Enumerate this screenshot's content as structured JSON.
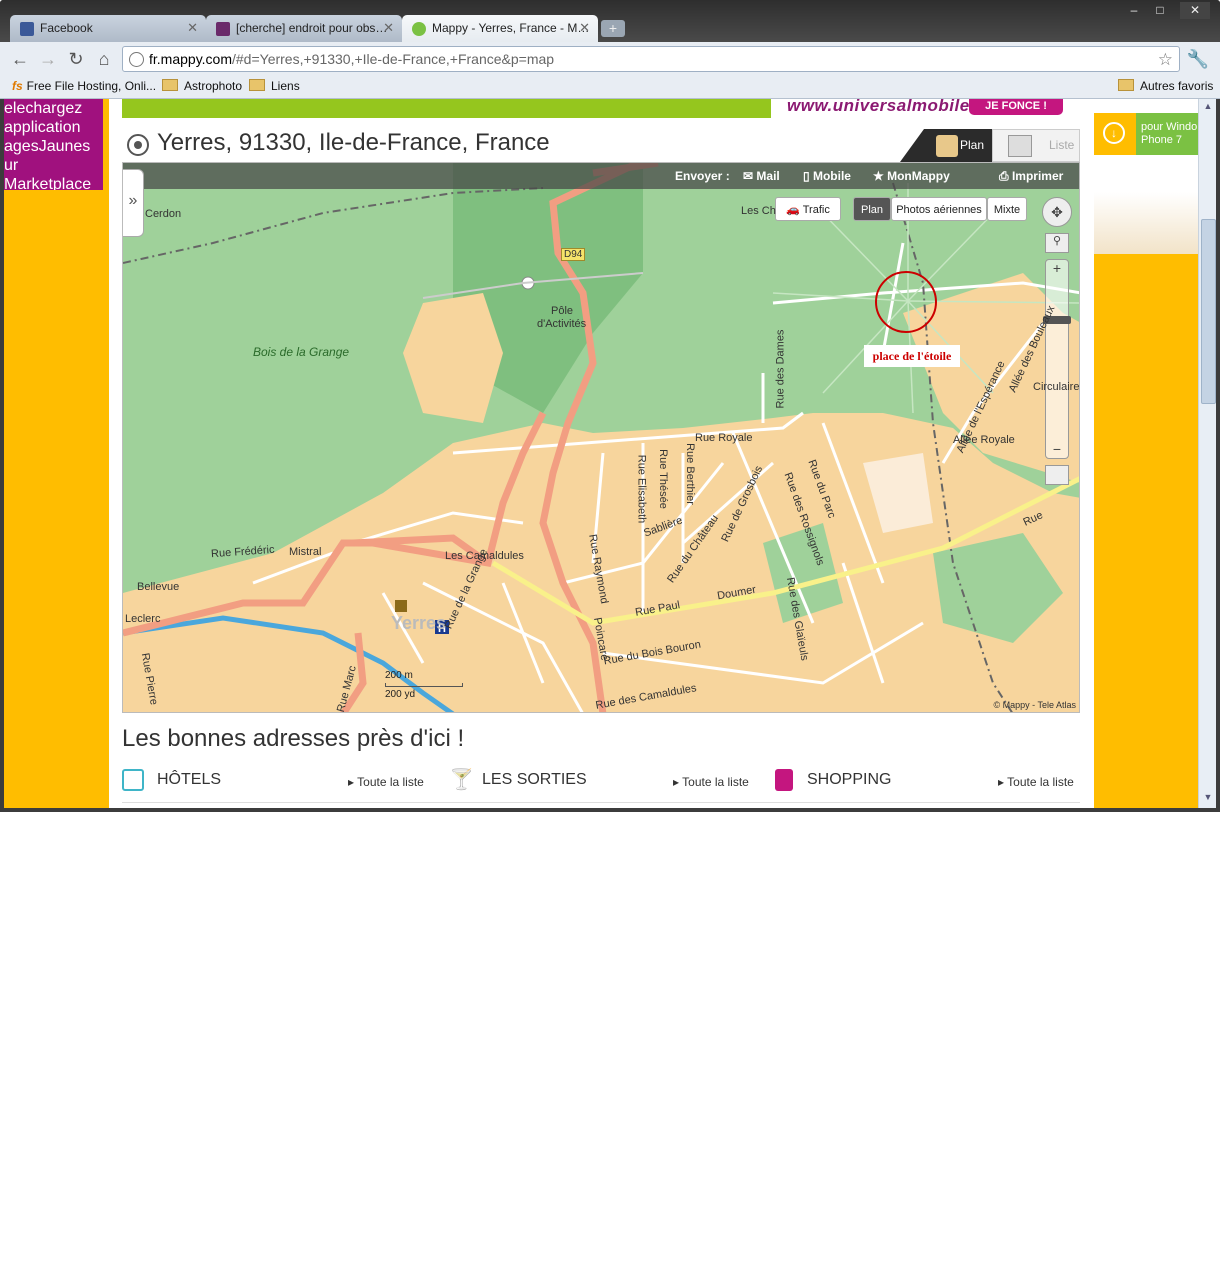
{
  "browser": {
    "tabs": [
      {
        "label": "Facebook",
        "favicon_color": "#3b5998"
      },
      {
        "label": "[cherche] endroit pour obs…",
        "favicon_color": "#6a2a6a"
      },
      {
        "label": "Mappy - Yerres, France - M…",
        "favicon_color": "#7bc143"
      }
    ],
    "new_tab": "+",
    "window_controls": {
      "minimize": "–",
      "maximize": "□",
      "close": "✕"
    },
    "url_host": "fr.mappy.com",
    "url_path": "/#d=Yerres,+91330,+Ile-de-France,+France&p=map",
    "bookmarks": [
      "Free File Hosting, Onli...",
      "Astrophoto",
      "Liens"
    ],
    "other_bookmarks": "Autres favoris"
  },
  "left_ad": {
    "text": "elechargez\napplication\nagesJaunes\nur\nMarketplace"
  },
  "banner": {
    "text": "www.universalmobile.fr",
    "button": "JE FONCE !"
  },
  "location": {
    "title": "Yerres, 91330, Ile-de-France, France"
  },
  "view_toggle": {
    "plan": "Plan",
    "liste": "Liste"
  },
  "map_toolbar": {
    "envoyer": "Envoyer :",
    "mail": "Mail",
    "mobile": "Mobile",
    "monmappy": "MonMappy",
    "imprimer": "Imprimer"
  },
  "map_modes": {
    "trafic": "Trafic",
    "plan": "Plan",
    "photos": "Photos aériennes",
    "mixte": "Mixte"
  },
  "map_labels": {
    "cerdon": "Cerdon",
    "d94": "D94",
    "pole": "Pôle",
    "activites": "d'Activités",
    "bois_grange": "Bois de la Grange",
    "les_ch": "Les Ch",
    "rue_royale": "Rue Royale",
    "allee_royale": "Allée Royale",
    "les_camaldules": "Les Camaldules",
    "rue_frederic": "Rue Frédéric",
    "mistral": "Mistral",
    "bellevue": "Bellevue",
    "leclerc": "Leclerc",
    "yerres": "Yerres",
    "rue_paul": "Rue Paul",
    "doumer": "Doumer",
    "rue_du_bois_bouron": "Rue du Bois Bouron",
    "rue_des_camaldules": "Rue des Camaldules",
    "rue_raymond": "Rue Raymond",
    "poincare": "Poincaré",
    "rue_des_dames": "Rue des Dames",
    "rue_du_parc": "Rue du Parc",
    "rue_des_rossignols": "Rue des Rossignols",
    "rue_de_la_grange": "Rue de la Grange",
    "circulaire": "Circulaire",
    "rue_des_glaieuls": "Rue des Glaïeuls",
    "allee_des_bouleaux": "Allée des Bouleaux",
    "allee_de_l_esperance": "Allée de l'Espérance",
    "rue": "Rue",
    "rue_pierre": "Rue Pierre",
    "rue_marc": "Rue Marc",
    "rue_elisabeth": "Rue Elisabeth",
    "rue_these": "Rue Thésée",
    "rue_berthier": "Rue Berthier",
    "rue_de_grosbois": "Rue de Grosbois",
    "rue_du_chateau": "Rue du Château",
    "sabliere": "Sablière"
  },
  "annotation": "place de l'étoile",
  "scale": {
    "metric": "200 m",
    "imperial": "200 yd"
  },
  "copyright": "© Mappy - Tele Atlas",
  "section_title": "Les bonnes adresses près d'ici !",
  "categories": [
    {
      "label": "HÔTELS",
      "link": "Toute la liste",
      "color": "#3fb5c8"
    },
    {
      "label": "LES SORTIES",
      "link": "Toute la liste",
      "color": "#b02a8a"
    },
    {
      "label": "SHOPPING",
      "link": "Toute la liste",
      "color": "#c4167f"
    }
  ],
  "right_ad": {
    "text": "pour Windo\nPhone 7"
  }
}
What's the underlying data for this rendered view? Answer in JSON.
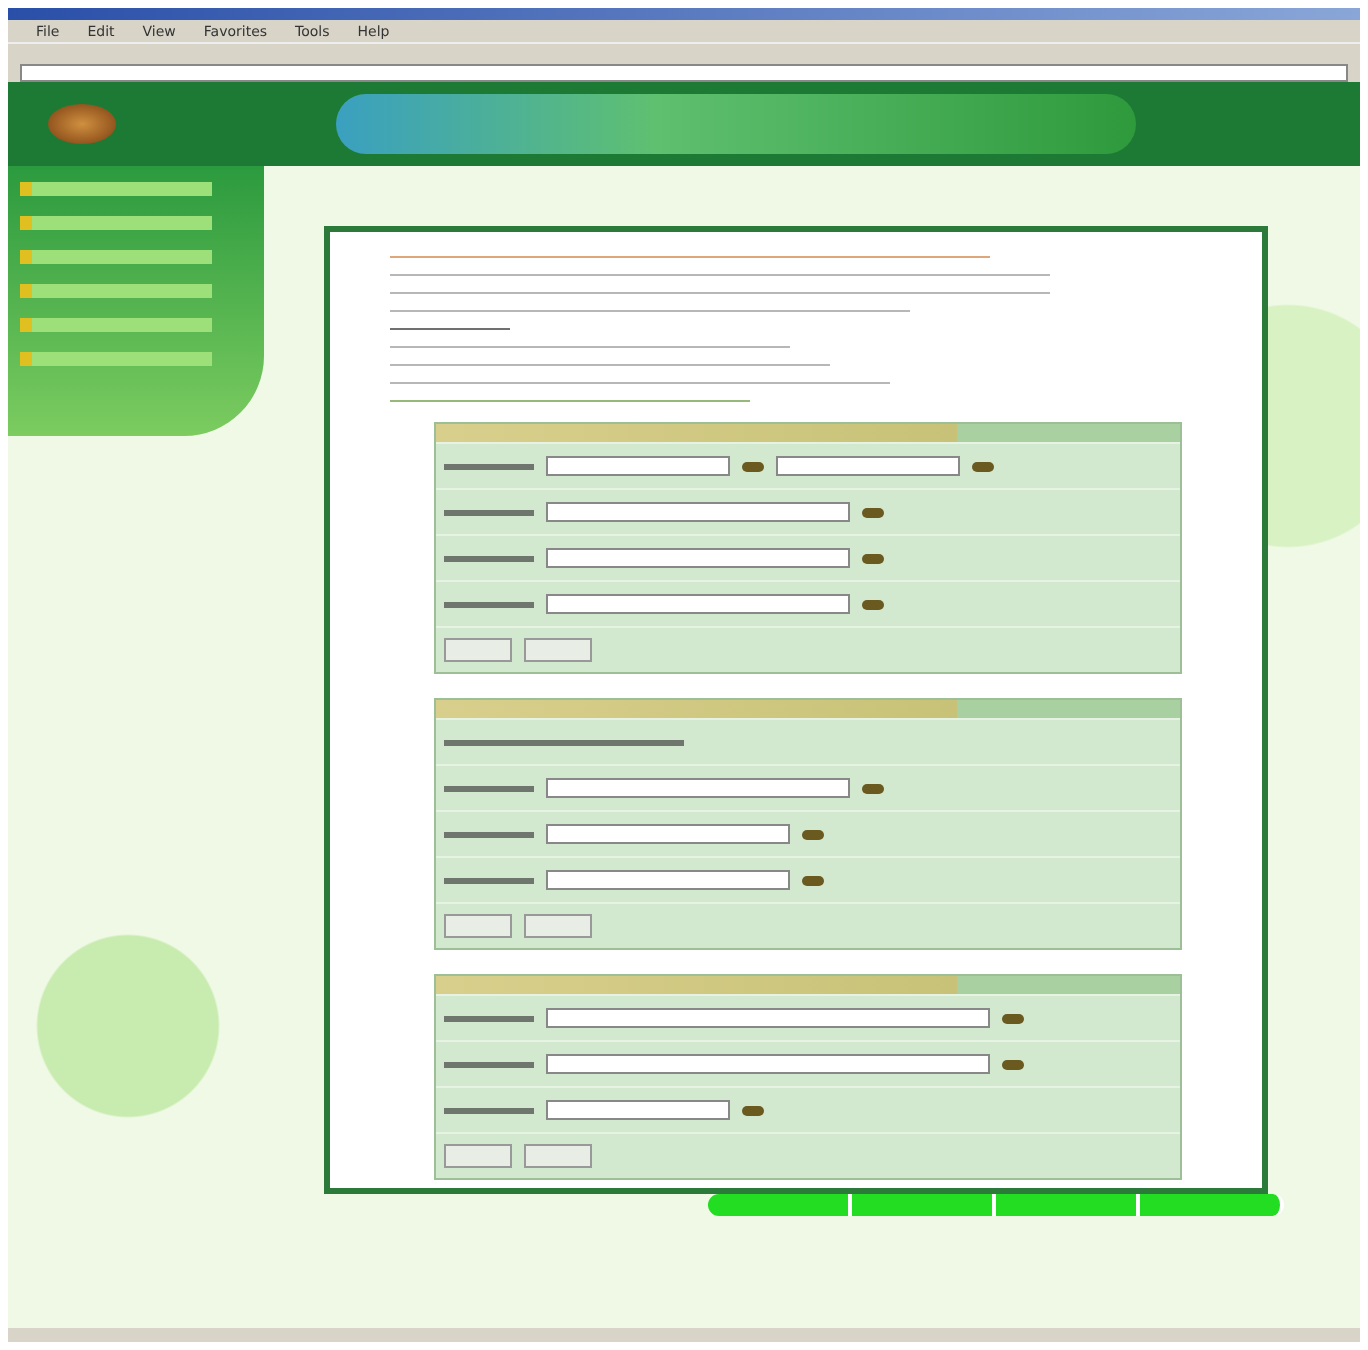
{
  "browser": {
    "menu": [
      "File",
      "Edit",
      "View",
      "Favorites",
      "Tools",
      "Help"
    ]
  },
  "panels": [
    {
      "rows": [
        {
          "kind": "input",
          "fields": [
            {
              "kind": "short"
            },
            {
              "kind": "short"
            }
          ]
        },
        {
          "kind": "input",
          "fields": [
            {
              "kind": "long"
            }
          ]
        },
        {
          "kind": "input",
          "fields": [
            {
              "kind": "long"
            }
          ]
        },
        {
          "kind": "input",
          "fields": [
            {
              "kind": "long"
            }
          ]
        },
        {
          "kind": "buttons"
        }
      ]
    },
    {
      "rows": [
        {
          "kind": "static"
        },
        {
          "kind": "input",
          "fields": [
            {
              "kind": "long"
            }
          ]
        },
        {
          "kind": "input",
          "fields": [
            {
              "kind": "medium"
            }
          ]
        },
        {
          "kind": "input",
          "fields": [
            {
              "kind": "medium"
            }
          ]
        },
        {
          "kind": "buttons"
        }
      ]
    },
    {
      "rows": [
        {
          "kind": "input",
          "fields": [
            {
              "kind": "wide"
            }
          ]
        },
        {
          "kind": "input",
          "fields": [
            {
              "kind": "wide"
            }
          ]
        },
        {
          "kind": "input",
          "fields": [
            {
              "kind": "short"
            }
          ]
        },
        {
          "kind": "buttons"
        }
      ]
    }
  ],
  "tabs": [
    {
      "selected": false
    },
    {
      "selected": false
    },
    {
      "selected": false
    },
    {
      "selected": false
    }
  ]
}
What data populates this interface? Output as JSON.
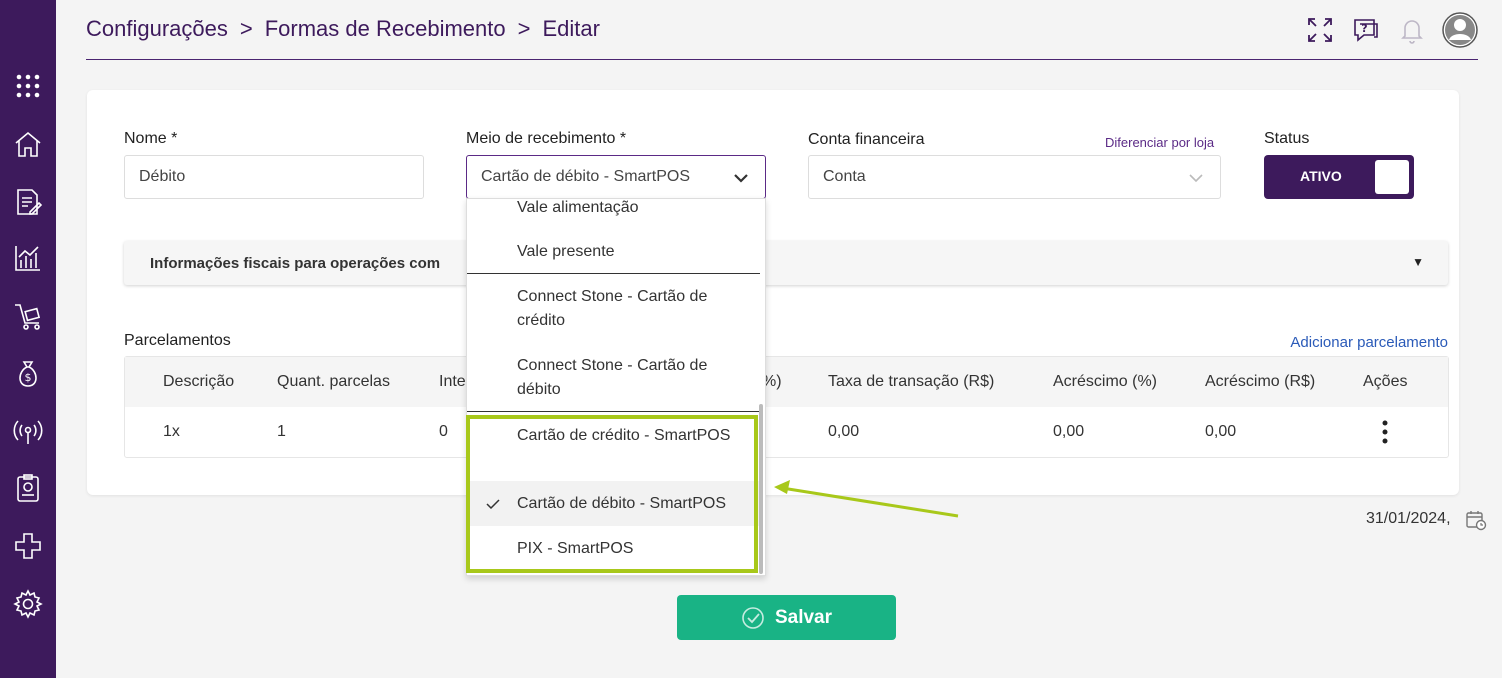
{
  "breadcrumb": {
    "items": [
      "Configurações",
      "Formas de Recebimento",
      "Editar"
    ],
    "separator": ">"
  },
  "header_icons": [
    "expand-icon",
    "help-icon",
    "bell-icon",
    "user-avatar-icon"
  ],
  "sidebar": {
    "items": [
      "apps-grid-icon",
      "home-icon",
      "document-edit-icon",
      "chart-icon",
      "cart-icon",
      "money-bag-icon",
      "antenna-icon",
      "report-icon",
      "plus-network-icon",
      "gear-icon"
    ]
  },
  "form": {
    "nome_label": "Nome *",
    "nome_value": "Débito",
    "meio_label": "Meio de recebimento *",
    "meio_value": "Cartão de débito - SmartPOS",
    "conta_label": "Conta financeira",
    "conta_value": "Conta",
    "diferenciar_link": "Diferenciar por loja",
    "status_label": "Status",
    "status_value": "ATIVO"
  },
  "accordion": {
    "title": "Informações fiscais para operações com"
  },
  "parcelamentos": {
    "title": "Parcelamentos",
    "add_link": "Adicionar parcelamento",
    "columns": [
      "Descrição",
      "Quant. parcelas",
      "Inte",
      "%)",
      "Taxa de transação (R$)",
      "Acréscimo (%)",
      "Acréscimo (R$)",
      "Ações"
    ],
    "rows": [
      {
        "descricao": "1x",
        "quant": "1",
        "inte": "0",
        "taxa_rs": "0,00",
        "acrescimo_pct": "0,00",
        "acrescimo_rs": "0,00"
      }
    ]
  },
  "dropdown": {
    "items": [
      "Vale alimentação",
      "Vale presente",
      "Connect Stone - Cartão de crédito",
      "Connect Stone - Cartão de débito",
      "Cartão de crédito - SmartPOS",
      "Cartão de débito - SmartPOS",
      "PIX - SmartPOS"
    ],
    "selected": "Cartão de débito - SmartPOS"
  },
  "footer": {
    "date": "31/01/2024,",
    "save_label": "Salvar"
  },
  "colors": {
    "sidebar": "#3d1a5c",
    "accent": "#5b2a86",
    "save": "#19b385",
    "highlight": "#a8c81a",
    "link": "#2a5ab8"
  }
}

════

■ Do this: Each entry gets copied exactly; the pictures stay out.

■ Task output:
Enumerate this screenshot's content as structured JSON.
{
  "browser": {
    "tabs": [
      {
        "label": "Facebook",
        "favicon_color": "#3b5998"
      },
      {
        "label": "[cherche] endroit pour obs…",
        "favicon_color": "#6a2a6a"
      },
      {
        "label": "Mappy - Yerres, France - M…",
        "favicon_color": "#7bc143"
      }
    ],
    "new_tab": "+",
    "window_controls": {
      "minimize": "–",
      "maximize": "□",
      "close": "✕"
    },
    "url_host": "fr.mappy.com",
    "url_path": "/#d=Yerres,+91330,+Ile-de-France,+France&p=map",
    "bookmarks": [
      "Free File Hosting, Onli...",
      "Astrophoto",
      "Liens"
    ],
    "other_bookmarks": "Autres favoris"
  },
  "left_ad": {
    "text": "elechargez\napplication\nagesJaunes\nur\nMarketplace"
  },
  "banner": {
    "text": "www.universalmobile.fr",
    "button": "JE FONCE !"
  },
  "location": {
    "title": "Yerres, 91330, Ile-de-France, France"
  },
  "view_toggle": {
    "plan": "Plan",
    "liste": "Liste"
  },
  "map_toolbar": {
    "envoyer": "Envoyer :",
    "mail": "Mail",
    "mobile": "Mobile",
    "monmappy": "MonMappy",
    "imprimer": "Imprimer"
  },
  "map_modes": {
    "trafic": "Trafic",
    "plan": "Plan",
    "photos": "Photos aériennes",
    "mixte": "Mixte"
  },
  "map_labels": {
    "cerdon": "Cerdon",
    "d94": "D94",
    "pole": "Pôle",
    "activites": "d'Activités",
    "bois_grange": "Bois de la Grange",
    "les_ch": "Les Ch",
    "rue_royale": "Rue Royale",
    "allee_royale": "Allée Royale",
    "les_camaldules": "Les Camaldules",
    "rue_frederic": "Rue Frédéric",
    "mistral": "Mistral",
    "bellevue": "Bellevue",
    "leclerc": "Leclerc",
    "yerres": "Yerres",
    "rue_paul": "Rue Paul",
    "doumer": "Doumer",
    "rue_du_bois_bouron": "Rue du Bois Bouron",
    "rue_des_camaldules": "Rue des Camaldules",
    "rue_raymond": "Rue Raymond",
    "poincare": "Poincaré",
    "rue_des_dames": "Rue des Dames",
    "rue_du_parc": "Rue du Parc",
    "rue_des_rossignols": "Rue des Rossignols",
    "rue_de_la_grange": "Rue de la Grange",
    "circulaire": "Circulaire",
    "rue_des_glaieuls": "Rue des Glaïeuls",
    "allee_des_bouleaux": "Allée des Bouleaux",
    "allee_de_l_esperance": "Allée de l'Espérance",
    "rue": "Rue",
    "rue_pierre": "Rue Pierre",
    "rue_marc": "Rue Marc",
    "rue_elisabeth": "Rue Elisabeth",
    "rue_these": "Rue Thésée",
    "rue_berthier": "Rue Berthier",
    "rue_de_grosbois": "Rue de Grosbois",
    "rue_du_chateau": "Rue du Château",
    "sabliere": "Sablière"
  },
  "annotation": "place de l'étoile",
  "scale": {
    "metric": "200 m",
    "imperial": "200 yd"
  },
  "copyright": "© Mappy - Tele Atlas",
  "section_title": "Les bonnes adresses près d'ici !",
  "categories": [
    {
      "label": "HÔTELS",
      "link": "Toute la liste",
      "color": "#3fb5c8"
    },
    {
      "label": "LES SORTIES",
      "link": "Toute la liste",
      "color": "#b02a8a"
    },
    {
      "label": "SHOPPING",
      "link": "Toute la liste",
      "color": "#c4167f"
    }
  ],
  "right_ad": {
    "text": "pour Windo\nPhone 7"
  }
}
What's the underlying data for this rendered view? Answer in JSON.
{
  "browser": {
    "menu": [
      "File",
      "Edit",
      "View",
      "Favorites",
      "Tools",
      "Help"
    ]
  },
  "panels": [
    {
      "rows": [
        {
          "kind": "input",
          "fields": [
            {
              "kind": "short"
            },
            {
              "kind": "short"
            }
          ]
        },
        {
          "kind": "input",
          "fields": [
            {
              "kind": "long"
            }
          ]
        },
        {
          "kind": "input",
          "fields": [
            {
              "kind": "long"
            }
          ]
        },
        {
          "kind": "input",
          "fields": [
            {
              "kind": "long"
            }
          ]
        },
        {
          "kind": "buttons"
        }
      ]
    },
    {
      "rows": [
        {
          "kind": "static"
        },
        {
          "kind": "input",
          "fields": [
            {
              "kind": "long"
            }
          ]
        },
        {
          "kind": "input",
          "fields": [
            {
              "kind": "medium"
            }
          ]
        },
        {
          "kind": "input",
          "fields": [
            {
              "kind": "medium"
            }
          ]
        },
        {
          "kind": "buttons"
        }
      ]
    },
    {
      "rows": [
        {
          "kind": "input",
          "fields": [
            {
              "kind": "wide"
            }
          ]
        },
        {
          "kind": "input",
          "fields": [
            {
              "kind": "wide"
            }
          ]
        },
        {
          "kind": "input",
          "fields": [
            {
              "kind": "short"
            }
          ]
        },
        {
          "kind": "buttons"
        }
      ]
    }
  ],
  "tabs": [
    {
      "selected": false
    },
    {
      "selected": false
    },
    {
      "selected": false
    },
    {
      "selected": false
    }
  ]
}
What data populates this interface? Output as JSON.
{
  "breadcrumb": {
    "items": [
      "Configurações",
      "Formas de Recebimento",
      "Editar"
    ],
    "separator": ">"
  },
  "header_icons": [
    "expand-icon",
    "help-icon",
    "bell-icon",
    "user-avatar-icon"
  ],
  "sidebar": {
    "items": [
      "apps-grid-icon",
      "home-icon",
      "document-edit-icon",
      "chart-icon",
      "cart-icon",
      "money-bag-icon",
      "antenna-icon",
      "report-icon",
      "plus-network-icon",
      "gear-icon"
    ]
  },
  "form": {
    "nome_label": "Nome *",
    "nome_value": "Débito",
    "meio_label": "Meio de recebimento *",
    "meio_value": "Cartão de débito - SmartPOS",
    "conta_label": "Conta financeira",
    "conta_value": "Conta",
    "diferenciar_link": "Diferenciar por loja",
    "status_label": "Status",
    "status_value": "ATIVO"
  },
  "accordion": {
    "title": "Informações fiscais para operações com"
  },
  "parcelamentos": {
    "title": "Parcelamentos",
    "add_link": "Adicionar parcelamento",
    "columns": [
      "Descrição",
      "Quant. parcelas",
      "Inte",
      "%)",
      "Taxa de transação (R$)",
      "Acréscimo (%)",
      "Acréscimo (R$)",
      "Ações"
    ],
    "rows": [
      {
        "descricao": "1x",
        "quant": "1",
        "inte": "0",
        "taxa_rs": "0,00",
        "acrescimo_pct": "0,00",
        "acrescimo_rs": "0,00"
      }
    ]
  },
  "dropdown": {
    "items": [
      "Vale alimentação",
      "Vale presente",
      "Connect Stone - Cartão de crédito",
      "Connect Stone - Cartão de débito",
      "Cartão de crédito - SmartPOS",
      "Cartão de débito - SmartPOS",
      "PIX - SmartPOS"
    ],
    "selected": "Cartão de débito - SmartPOS"
  },
  "footer": {
    "date": "31/01/2024,",
    "save_label": "Salvar"
  },
  "colors": {
    "sidebar": "#3d1a5c",
    "accent": "#5b2a86",
    "save": "#19b385",
    "highlight": "#a8c81a",
    "link": "#2a5ab8"
  }
}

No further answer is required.